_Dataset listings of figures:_
········

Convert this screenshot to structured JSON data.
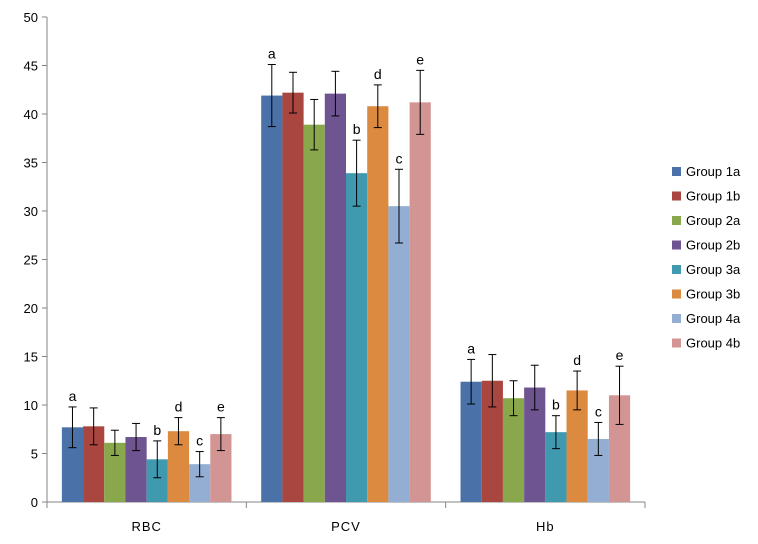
{
  "chart_data": {
    "type": "bar",
    "ylim": [
      0,
      50
    ],
    "ytick_step": 5,
    "grid": false,
    "legend_position": "right",
    "categories": [
      "RBC",
      "PCV",
      "Hb"
    ],
    "series": [
      {
        "name": "Group 1a",
        "color": "#4A72A8",
        "values": [
          7.7,
          41.9,
          12.4
        ],
        "errors": [
          2.1,
          3.2,
          2.3
        ]
      },
      {
        "name": "Group 1b",
        "color": "#A8463F",
        "values": [
          7.8,
          42.2,
          12.5
        ],
        "errors": [
          1.9,
          2.1,
          2.7
        ]
      },
      {
        "name": "Group 2a",
        "color": "#89A84B",
        "values": [
          6.1,
          38.9,
          10.7
        ],
        "errors": [
          1.3,
          2.6,
          1.8
        ]
      },
      {
        "name": "Group 2b",
        "color": "#6E5490",
        "values": [
          6.7,
          42.1,
          11.8
        ],
        "errors": [
          1.4,
          2.3,
          2.3
        ]
      },
      {
        "name": "Group 3a",
        "color": "#3F9AB0",
        "values": [
          4.4,
          33.9,
          7.2
        ],
        "errors": [
          1.9,
          3.4,
          1.7
        ]
      },
      {
        "name": "Group 3b",
        "color": "#DC8A3F",
        "values": [
          7.3,
          40.8,
          11.5
        ],
        "errors": [
          1.4,
          2.2,
          2.0
        ]
      },
      {
        "name": "Group 4a",
        "color": "#94AED3",
        "values": [
          3.9,
          30.5,
          6.5
        ],
        "errors": [
          1.3,
          3.8,
          1.7
        ]
      },
      {
        "name": "Group 4b",
        "color": "#D39594",
        "values": [
          7.0,
          41.2,
          11.0
        ],
        "errors": [
          1.7,
          3.3,
          3.0
        ]
      }
    ],
    "annotations": [
      {
        "category": "RBC",
        "series": "Group 1a",
        "label": "a"
      },
      {
        "category": "RBC",
        "series": "Group 3a",
        "label": "b"
      },
      {
        "category": "RBC",
        "series": "Group 4a",
        "label": "c"
      },
      {
        "category": "RBC",
        "series": "Group 3b",
        "label": "d"
      },
      {
        "category": "RBC",
        "series": "Group 4b",
        "label": "e"
      },
      {
        "category": "PCV",
        "series": "Group 1a",
        "label": "a"
      },
      {
        "category": "PCV",
        "series": "Group 3a",
        "label": "b"
      },
      {
        "category": "PCV",
        "series": "Group 4a",
        "label": "c"
      },
      {
        "category": "PCV",
        "series": "Group 3b",
        "label": "d"
      },
      {
        "category": "PCV",
        "series": "Group 4b",
        "label": "e"
      },
      {
        "category": "Hb",
        "series": "Group 1a",
        "label": "a"
      },
      {
        "category": "Hb",
        "series": "Group 3a",
        "label": "b"
      },
      {
        "category": "Hb",
        "series": "Group 4a",
        "label": "c"
      },
      {
        "category": "Hb",
        "series": "Group 3b",
        "label": "d"
      },
      {
        "category": "Hb",
        "series": "Group 4b",
        "label": "e"
      }
    ]
  }
}
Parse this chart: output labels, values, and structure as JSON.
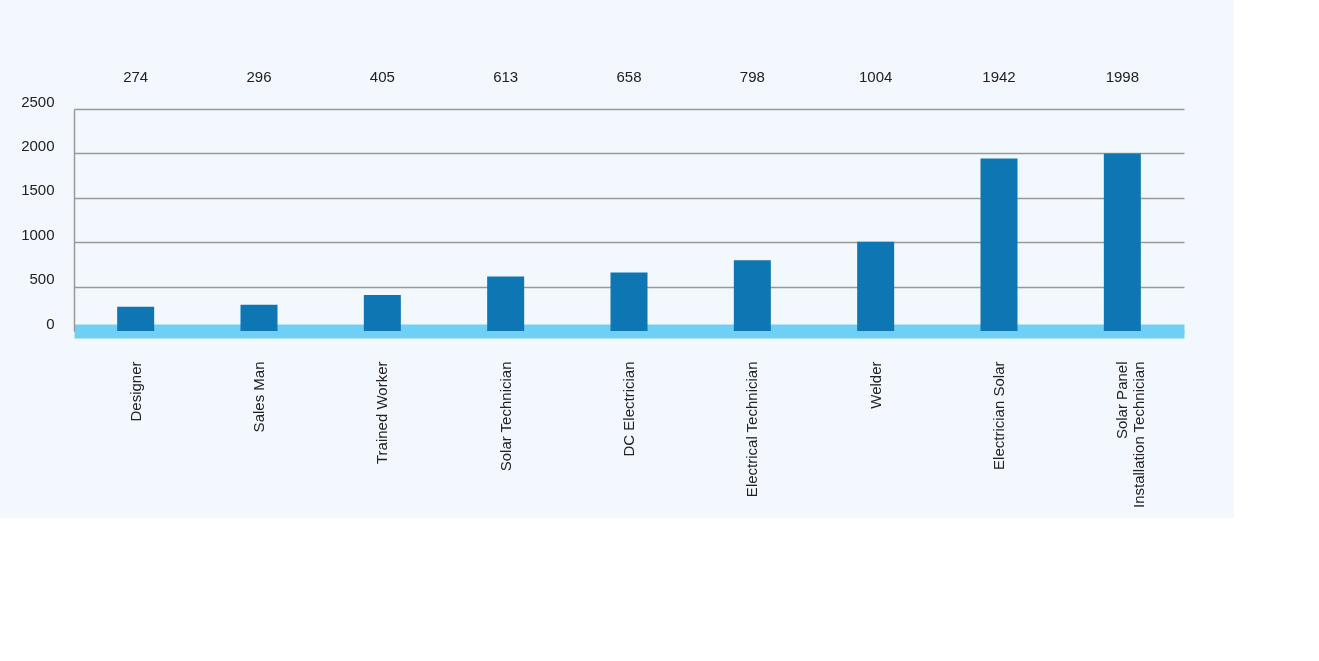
{
  "chart_data": {
    "type": "bar",
    "categories": [
      "Designer",
      "Sales Man",
      "Trained Worker",
      "Solar Technician",
      "DC Electrician",
      "Electrical Technician",
      "Welder",
      "Electrician Solar",
      "Solar Panel Installation Technician"
    ],
    "values": [
      274,
      296,
      405,
      613,
      658,
      798,
      1004,
      1942,
      1998
    ],
    "color": "#0f76b4",
    "ylim": [
      0,
      2500
    ],
    "yticks": [
      0,
      500,
      1000,
      1500,
      2000,
      2500
    ],
    "grid": "y",
    "data_labels": true
  }
}
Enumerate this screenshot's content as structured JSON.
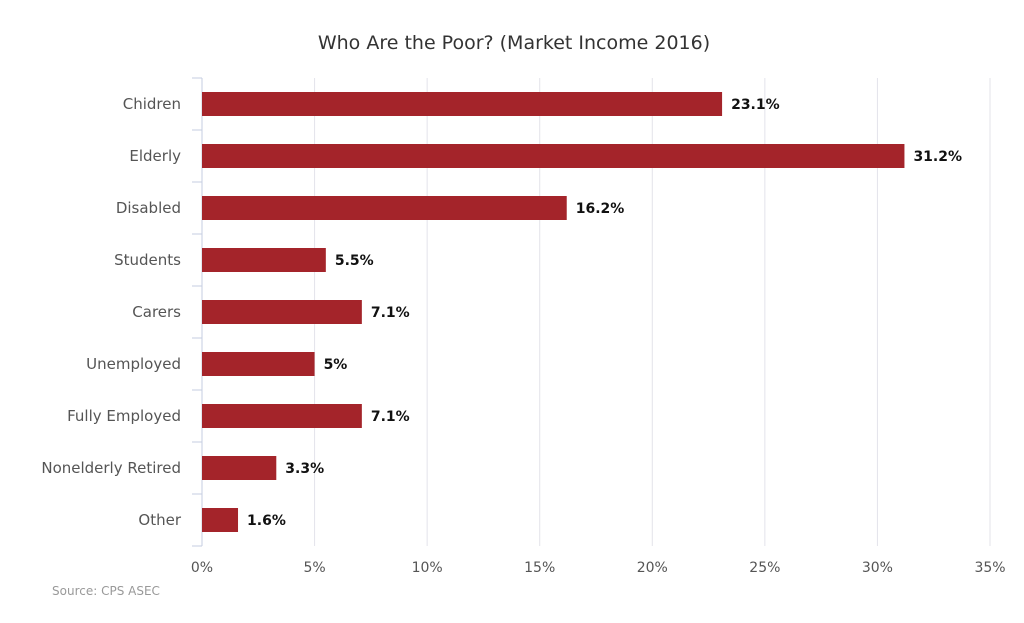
{
  "chart_data": {
    "type": "bar",
    "orientation": "horizontal",
    "title": "Who Are the Poor? (Market Income 2016)",
    "categories": [
      "Chidren",
      "Elderly",
      "Disabled",
      "Students",
      "Carers",
      "Unemployed",
      "Fully Employed",
      "Nonelderly Retired",
      "Other"
    ],
    "values": [
      23.1,
      31.2,
      16.2,
      5.5,
      7.1,
      5,
      7.1,
      3.3,
      1.6
    ],
    "data_labels": [
      "23.1%",
      "31.2%",
      "16.2%",
      "5.5%",
      "7.1%",
      "5%",
      "7.1%",
      "3.3%",
      "1.6%"
    ],
    "ticks": [
      0,
      5,
      10,
      15,
      20,
      25,
      30,
      35
    ],
    "tick_labels": [
      "0%",
      "5%",
      "10%",
      "15%",
      "20%",
      "25%",
      "30%",
      "35%"
    ],
    "xlim": [
      0,
      35
    ],
    "xlabel": "",
    "ylabel": "",
    "grid": true,
    "bar_color": "#a4242a",
    "source": "Source: CPS ASEC"
  }
}
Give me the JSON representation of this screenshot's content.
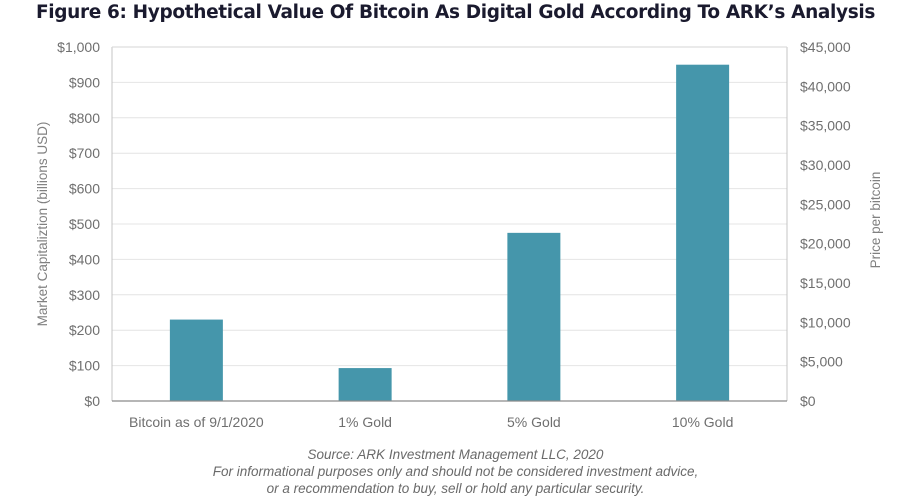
{
  "chart_data": {
    "type": "bar",
    "title": "Figure 6: Hypothetical Value Of Bitcoin As Digital Gold According To ARK’s Analysis",
    "categories": [
      "Bitcoin as of 9/1/2020",
      "1% Gold",
      "5% Gold",
      "10% Gold"
    ],
    "series": [
      {
        "name": "Market Capitalization (billions USD)",
        "values": [
          230,
          93,
          475,
          950
        ],
        "color": "#4596ab"
      }
    ],
    "ylabel": "Market Capitaliztion (billions USD)",
    "ylim": [
      0,
      1000
    ],
    "yticks": [
      0,
      100,
      200,
      300,
      400,
      500,
      600,
      700,
      800,
      900,
      1000
    ],
    "ytick_labels": [
      "$0",
      "$100",
      "$200",
      "$300",
      "$400",
      "$500",
      "$600",
      "$700",
      "$800",
      "$900",
      "$1,000"
    ],
    "y2label": "Price per bitcoin",
    "y2lim": [
      0,
      45000
    ],
    "y2ticks": [
      0,
      5000,
      10000,
      15000,
      20000,
      25000,
      30000,
      35000,
      40000,
      45000
    ],
    "y2tick_labels": [
      "$0",
      "$5,000",
      "$10,000",
      "$15,000",
      "$20,000",
      "$25,000",
      "$30,000",
      "$35,000",
      "$40,000",
      "$45,000"
    ],
    "xlabel": "",
    "grid": true,
    "legend": "none",
    "colors": {
      "bar": "#4596ab",
      "grid": "#e4e4e4",
      "axis": "#8a8a8a",
      "text": "#6f6f6f"
    }
  },
  "footer": {
    "source": "Source: ARK Investment Management LLC, 2020",
    "disclaimer_line1": "For informational purposes only and should not be considered investment advice,",
    "disclaimer_line2": "or a recommendation to buy, sell or hold any particular security."
  }
}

········

_Task goal:_ How many lines in these records hold the string "this"? Reply with the number alone.

_Problem solution:_ 4